▸ **EXERCISE AIM**
Number each line of the material from its first line through the line containing "button[interactable]: More options bbox=[294, 21, 314, 41]", including both ends and omitting blank lines.

Layout element annotations:
============

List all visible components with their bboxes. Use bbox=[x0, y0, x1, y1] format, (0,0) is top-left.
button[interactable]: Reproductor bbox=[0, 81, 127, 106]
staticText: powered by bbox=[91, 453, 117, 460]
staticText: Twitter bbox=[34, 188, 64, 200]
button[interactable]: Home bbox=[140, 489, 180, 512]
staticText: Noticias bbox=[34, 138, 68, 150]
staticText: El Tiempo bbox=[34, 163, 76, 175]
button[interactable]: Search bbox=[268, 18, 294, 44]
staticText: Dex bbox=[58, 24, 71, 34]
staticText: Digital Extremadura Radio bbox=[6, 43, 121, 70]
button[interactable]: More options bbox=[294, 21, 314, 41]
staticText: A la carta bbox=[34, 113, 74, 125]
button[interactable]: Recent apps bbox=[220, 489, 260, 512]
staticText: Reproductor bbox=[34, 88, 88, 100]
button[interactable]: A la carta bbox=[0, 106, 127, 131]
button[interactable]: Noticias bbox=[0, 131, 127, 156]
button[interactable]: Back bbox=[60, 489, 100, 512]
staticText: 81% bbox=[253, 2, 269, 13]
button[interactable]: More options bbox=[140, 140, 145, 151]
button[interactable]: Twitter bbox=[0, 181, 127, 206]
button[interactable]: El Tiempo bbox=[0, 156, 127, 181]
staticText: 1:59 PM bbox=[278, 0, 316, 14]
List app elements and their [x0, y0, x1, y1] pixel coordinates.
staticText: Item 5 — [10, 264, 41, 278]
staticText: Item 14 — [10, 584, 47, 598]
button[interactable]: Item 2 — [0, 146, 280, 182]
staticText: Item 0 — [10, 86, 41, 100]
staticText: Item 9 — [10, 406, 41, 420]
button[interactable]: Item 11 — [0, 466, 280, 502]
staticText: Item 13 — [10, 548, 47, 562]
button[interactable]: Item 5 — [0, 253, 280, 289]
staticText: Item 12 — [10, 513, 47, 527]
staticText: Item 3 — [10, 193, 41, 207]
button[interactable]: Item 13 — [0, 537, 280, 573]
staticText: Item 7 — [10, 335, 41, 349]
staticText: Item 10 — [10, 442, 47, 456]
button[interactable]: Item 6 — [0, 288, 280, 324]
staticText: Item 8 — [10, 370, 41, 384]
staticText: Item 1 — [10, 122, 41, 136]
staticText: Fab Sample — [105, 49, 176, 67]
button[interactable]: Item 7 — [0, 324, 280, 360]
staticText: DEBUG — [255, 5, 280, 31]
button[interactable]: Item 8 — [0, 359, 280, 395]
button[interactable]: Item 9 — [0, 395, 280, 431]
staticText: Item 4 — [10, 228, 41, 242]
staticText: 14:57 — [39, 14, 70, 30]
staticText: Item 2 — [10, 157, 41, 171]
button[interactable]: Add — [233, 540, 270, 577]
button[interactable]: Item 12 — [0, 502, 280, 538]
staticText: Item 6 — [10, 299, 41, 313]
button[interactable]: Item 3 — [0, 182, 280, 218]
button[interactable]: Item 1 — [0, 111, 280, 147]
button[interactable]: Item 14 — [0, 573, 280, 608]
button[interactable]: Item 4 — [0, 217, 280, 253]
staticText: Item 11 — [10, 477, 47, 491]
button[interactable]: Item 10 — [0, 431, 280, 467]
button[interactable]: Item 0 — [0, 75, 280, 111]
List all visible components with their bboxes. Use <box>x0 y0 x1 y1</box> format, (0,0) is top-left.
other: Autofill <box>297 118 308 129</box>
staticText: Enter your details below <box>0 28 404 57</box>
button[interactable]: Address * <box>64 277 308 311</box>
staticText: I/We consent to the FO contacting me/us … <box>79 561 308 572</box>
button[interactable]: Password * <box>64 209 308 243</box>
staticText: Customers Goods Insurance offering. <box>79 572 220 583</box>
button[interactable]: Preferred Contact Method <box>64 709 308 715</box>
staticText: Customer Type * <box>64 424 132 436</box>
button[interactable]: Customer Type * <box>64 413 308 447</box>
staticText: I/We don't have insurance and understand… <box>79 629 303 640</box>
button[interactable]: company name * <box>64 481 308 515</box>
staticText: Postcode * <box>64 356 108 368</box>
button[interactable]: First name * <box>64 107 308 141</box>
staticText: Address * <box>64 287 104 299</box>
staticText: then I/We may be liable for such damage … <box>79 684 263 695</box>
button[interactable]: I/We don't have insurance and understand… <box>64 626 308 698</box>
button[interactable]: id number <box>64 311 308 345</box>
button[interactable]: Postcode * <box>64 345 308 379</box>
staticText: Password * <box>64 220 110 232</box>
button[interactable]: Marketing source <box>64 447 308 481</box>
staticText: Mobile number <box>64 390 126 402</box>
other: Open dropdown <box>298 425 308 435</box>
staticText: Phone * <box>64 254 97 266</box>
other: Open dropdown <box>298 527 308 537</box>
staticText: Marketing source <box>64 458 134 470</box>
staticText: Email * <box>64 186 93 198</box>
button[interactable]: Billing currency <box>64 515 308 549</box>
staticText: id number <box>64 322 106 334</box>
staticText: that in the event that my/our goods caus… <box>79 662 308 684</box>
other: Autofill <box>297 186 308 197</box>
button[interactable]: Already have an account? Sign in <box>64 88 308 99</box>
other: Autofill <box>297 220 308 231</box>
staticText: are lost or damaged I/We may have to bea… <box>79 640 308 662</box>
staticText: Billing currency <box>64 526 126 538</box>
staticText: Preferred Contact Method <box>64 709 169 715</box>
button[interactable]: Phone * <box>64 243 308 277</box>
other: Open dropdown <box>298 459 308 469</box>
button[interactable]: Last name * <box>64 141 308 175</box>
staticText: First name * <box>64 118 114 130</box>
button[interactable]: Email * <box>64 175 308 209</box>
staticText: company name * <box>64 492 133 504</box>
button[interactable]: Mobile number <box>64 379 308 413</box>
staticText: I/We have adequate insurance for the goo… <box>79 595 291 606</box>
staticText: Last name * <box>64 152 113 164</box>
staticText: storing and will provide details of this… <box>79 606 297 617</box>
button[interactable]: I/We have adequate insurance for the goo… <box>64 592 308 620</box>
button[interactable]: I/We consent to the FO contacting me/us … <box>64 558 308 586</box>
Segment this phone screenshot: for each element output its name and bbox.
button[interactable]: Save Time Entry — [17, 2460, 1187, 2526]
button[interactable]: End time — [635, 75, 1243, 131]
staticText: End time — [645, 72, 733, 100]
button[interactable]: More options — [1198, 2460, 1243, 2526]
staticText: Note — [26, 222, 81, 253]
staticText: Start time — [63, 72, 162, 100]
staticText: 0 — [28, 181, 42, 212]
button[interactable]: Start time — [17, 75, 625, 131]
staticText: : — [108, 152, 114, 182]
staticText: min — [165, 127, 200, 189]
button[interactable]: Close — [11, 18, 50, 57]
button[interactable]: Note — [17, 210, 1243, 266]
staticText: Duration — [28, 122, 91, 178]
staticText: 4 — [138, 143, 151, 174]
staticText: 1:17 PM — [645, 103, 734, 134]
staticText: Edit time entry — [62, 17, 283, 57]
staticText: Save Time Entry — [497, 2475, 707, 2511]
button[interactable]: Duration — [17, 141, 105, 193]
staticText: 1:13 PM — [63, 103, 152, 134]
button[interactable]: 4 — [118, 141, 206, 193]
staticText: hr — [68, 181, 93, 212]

============

▸ **WRITTEN ANSWER**
1. List all visible components with their bboxes. Use bbox=[x0, y0, x1, y1] format, (0,0) is top-left.
2. button[interactable]: Reproductor bbox=[0, 81, 127, 106]
3. staticText: powered by bbox=[91, 453, 117, 460]
4. staticText: Twitter bbox=[34, 188, 64, 200]
5. button[interactable]: Home bbox=[140, 489, 180, 512]
6. staticText: Noticias bbox=[34, 138, 68, 150]
7. staticText: El Tiempo bbox=[34, 163, 76, 175]
8. button[interactable]: Search bbox=[268, 18, 294, 44]
9. staticText: Dex bbox=[58, 24, 71, 34]
10. staticText: Digital Extremadura Radio bbox=[6, 43, 121, 70]
11. button[interactable]: More options bbox=[294, 21, 314, 41]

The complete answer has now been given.